■ **REQUIREMENTS**
Pull out every line from the listing that has the word "name".

■ **DATA SUPPLIED**
»»

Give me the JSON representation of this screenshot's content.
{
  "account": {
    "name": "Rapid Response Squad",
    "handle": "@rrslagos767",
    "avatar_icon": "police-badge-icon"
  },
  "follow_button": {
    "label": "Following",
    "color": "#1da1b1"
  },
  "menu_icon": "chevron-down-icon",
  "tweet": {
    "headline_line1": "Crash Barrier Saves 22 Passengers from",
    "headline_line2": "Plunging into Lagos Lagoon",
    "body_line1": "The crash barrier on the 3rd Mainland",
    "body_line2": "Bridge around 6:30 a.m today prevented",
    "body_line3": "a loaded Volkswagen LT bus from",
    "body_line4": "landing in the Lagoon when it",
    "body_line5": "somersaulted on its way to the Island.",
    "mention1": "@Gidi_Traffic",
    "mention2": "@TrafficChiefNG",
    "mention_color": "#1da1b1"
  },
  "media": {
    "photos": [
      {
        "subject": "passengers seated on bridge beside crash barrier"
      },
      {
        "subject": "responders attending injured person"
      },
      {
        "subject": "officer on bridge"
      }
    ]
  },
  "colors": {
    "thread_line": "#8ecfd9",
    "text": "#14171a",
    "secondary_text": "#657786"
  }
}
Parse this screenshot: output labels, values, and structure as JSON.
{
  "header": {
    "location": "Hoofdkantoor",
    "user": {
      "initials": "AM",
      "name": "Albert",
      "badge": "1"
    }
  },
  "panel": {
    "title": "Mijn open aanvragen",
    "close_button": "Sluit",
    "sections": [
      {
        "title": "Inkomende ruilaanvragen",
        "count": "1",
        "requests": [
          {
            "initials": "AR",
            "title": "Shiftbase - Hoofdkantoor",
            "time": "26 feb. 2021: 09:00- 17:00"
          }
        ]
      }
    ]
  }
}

««

■ **CORRECT RESULT**
    "name": "Rapid Response Squad",
      "name": "Albert",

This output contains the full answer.